— START OF Listing —

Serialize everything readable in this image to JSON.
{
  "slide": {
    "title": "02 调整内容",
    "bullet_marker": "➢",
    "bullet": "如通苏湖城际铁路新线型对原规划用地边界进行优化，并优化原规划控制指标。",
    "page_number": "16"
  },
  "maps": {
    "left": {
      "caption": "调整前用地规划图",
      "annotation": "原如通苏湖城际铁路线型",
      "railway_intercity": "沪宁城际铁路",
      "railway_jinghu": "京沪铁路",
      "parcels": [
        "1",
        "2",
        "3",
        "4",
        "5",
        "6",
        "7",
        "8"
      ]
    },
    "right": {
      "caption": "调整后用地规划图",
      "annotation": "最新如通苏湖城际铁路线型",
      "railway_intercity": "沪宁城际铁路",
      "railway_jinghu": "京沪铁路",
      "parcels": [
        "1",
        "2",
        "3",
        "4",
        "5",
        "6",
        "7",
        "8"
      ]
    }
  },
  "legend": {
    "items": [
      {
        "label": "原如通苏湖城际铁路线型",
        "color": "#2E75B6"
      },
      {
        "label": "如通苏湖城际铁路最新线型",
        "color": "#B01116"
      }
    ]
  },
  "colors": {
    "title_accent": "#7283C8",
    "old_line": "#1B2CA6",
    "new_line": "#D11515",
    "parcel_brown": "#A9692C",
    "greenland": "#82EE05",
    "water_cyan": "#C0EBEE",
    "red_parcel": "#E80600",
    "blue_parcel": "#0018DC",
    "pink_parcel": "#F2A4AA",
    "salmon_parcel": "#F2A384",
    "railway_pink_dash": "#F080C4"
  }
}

— END OF Listing —

(Task goal): Write every line of the material above again, exactly.

(Response below):
Serialize everything readable in this image to JSON.
{
  "slide": {
    "title": "02 调整内容",
    "bullet_marker": "➢",
    "bullet": "如通苏湖城际铁路新线型对原规划用地边界进行优化，并优化原规划控制指标。",
    "page_number": "16"
  },
  "maps": {
    "left": {
      "caption": "调整前用地规划图",
      "annotation": "原如通苏湖城际铁路线型",
      "railway_intercity": "沪宁城际铁路",
      "railway_jinghu": "京沪铁路",
      "parcels": [
        "1",
        "2",
        "3",
        "4",
        "5",
        "6",
        "7",
        "8"
      ]
    },
    "right": {
      "caption": "调整后用地规划图",
      "annotation": "最新如通苏湖城际铁路线型",
      "railway_intercity": "沪宁城际铁路",
      "railway_jinghu": "京沪铁路",
      "parcels": [
        "1",
        "2",
        "3",
        "4",
        "5",
        "6",
        "7",
        "8"
      ]
    }
  },
  "legend": {
    "items": [
      {
        "label": "原如通苏湖城际铁路线型",
        "color": "#2E75B6"
      },
      {
        "label": "如通苏湖城际铁路最新线型",
        "color": "#B01116"
      }
    ]
  },
  "colors": {
    "title_accent": "#7283C8",
    "old_line": "#1B2CA6",
    "new_line": "#D11515",
    "parcel_brown": "#A9692C",
    "greenland": "#82EE05",
    "water_cyan": "#C0EBEE",
    "red_parcel": "#E80600",
    "blue_parcel": "#0018DC",
    "pink_parcel": "#F2A4AA",
    "salmon_parcel": "#F2A384",
    "railway_pink_dash": "#F080C4"
  }
}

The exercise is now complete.